## OBJECTIVE:
Find and return each line containing "values".

## DATA SUPPLIED:
-- Begin --
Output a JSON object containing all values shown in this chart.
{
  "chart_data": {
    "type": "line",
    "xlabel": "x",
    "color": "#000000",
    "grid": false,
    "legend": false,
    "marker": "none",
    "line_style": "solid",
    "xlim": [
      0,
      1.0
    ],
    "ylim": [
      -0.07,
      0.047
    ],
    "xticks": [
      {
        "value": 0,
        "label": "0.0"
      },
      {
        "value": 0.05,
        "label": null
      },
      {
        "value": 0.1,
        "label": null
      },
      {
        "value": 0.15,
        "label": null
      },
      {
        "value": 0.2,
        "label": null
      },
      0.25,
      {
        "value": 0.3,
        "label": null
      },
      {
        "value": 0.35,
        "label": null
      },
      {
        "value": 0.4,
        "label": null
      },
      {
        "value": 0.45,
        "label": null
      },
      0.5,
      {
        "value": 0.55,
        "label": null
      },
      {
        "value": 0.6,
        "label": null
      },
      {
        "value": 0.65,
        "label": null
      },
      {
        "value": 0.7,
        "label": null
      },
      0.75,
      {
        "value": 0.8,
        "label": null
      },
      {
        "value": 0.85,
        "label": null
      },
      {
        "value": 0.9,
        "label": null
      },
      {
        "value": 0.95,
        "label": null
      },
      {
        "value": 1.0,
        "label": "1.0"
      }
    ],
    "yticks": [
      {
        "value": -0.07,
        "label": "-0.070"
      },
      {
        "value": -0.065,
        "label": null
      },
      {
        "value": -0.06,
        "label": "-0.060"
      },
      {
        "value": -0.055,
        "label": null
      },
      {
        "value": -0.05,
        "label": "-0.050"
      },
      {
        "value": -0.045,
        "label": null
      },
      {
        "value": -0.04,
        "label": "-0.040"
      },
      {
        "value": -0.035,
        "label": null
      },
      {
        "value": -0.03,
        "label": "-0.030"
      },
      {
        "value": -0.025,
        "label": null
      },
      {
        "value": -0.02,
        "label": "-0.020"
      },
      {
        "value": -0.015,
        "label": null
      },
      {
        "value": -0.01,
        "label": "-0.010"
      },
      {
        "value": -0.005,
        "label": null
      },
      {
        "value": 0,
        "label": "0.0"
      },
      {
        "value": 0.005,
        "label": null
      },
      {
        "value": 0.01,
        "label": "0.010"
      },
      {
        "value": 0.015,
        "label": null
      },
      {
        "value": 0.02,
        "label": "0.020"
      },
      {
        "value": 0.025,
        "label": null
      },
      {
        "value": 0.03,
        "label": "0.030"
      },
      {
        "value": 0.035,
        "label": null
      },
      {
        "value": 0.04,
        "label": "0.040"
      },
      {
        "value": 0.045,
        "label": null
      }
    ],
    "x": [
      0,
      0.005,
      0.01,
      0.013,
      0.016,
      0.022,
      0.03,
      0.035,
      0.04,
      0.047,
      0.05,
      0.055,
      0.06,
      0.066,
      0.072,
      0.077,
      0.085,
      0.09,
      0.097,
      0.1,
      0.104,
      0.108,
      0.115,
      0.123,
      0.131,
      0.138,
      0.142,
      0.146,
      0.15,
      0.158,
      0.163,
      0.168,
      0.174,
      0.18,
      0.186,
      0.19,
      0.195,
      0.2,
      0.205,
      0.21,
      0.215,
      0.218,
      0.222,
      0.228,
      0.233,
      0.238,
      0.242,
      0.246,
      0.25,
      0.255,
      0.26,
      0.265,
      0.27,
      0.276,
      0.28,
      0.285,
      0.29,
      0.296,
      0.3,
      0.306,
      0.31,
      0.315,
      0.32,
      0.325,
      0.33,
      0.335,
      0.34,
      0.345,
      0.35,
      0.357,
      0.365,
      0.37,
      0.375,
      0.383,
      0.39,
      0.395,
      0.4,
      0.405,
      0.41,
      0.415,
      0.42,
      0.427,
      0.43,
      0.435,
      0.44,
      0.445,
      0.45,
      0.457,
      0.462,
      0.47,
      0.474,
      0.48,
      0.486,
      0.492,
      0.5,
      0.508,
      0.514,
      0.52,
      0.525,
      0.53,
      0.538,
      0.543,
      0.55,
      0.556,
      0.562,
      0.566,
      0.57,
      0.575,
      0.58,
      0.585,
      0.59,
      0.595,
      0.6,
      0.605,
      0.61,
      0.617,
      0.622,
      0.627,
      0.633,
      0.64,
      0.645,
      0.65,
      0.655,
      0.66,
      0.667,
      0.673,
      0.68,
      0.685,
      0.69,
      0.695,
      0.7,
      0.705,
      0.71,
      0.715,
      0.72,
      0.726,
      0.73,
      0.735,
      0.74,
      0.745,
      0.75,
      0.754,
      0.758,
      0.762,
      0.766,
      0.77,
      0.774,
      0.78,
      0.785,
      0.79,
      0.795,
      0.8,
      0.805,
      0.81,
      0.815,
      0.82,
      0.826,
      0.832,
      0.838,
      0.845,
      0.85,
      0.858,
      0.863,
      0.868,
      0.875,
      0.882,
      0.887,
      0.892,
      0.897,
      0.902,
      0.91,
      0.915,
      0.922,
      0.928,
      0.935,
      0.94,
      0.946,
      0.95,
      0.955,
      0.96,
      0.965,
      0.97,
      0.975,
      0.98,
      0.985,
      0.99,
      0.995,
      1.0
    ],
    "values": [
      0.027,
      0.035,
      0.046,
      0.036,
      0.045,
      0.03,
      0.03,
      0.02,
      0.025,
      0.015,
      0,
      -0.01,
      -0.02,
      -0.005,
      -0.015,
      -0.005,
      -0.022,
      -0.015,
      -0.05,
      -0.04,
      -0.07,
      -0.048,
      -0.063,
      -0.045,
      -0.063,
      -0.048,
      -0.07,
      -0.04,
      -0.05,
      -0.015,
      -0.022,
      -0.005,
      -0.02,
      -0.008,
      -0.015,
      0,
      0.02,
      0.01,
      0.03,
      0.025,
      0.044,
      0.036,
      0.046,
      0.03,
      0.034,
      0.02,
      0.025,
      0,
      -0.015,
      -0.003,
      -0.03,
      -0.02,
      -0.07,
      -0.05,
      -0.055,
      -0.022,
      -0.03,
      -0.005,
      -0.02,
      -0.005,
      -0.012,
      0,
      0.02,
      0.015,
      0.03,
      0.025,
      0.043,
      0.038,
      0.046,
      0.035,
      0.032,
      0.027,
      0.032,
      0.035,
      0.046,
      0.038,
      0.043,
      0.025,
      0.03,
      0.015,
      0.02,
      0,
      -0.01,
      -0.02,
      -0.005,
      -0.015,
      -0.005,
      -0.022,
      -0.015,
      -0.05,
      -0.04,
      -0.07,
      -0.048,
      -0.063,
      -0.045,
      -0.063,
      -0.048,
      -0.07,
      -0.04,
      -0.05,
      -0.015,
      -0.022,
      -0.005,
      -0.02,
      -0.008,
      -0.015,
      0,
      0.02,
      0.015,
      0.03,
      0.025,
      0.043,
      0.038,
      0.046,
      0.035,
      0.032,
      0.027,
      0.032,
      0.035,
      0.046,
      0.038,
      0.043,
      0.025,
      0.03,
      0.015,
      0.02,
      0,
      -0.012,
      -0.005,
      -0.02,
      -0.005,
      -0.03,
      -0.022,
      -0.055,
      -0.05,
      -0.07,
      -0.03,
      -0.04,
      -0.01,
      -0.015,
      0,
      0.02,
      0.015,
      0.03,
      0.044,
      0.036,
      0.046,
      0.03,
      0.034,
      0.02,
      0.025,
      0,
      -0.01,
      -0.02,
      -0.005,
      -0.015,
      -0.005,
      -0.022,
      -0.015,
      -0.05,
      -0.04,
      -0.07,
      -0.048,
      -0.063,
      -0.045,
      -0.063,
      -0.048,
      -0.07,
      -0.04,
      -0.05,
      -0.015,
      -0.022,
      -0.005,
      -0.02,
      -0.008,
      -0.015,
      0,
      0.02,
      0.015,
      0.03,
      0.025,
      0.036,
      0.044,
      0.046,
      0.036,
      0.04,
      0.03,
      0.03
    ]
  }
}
-- End --
## SOLUTION TO THIS EXERCISE:
Output a JSON object containing all values shown in this chart.
    "values": [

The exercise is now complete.